● **WHAT YOU HAVE TO DO**
Restate the entries below word for word, omitting nothing.

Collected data
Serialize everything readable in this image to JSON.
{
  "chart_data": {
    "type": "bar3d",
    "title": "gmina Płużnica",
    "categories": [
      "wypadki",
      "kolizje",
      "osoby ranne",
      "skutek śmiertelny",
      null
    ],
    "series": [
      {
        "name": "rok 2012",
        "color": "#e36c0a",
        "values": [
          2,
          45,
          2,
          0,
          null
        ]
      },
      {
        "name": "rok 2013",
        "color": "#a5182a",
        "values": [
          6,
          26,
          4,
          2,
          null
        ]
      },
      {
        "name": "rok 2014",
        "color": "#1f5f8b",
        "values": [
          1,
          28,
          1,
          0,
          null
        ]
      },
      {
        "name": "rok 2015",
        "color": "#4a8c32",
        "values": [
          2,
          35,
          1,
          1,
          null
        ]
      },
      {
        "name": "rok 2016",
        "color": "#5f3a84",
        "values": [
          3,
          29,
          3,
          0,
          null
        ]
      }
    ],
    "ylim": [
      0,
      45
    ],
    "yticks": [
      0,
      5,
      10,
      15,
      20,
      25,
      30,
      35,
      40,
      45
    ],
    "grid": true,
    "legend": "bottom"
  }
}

● **RESULT BELOW**
Serialize everything readable in this image to JSON.
{
  "chart_data": {
    "type": "bar3d",
    "title": "gmina Płużnica",
    "categories": [
      "wypadki",
      "kolizje",
      "osoby ranne",
      "skutek śmiertelny",
      null
    ],
    "series": [
      {
        "name": "rok 2012",
        "color": "#e36c0a",
        "values": [
          2,
          45,
          2,
          0,
          null
        ]
      },
      {
        "name": "rok 2013",
        "color": "#a5182a",
        "values": [
          6,
          26,
          4,
          2,
          null
        ]
      },
      {
        "name": "rok 2014",
        "color": "#1f5f8b",
        "values": [
          1,
          28,
          1,
          0,
          null
        ]
      },
      {
        "name": "rok 2015",
        "color": "#4a8c32",
        "values": [
          2,
          35,
          1,
          1,
          null
        ]
      },
      {
        "name": "rok 2016",
        "color": "#5f3a84",
        "values": [
          3,
          29,
          3,
          0,
          null
        ]
      }
    ],
    "ylim": [
      0,
      45
    ],
    "yticks": [
      0,
      5,
      10,
      15,
      20,
      25,
      30,
      35,
      40,
      45
    ],
    "grid": true,
    "legend": "bottom"
  }
}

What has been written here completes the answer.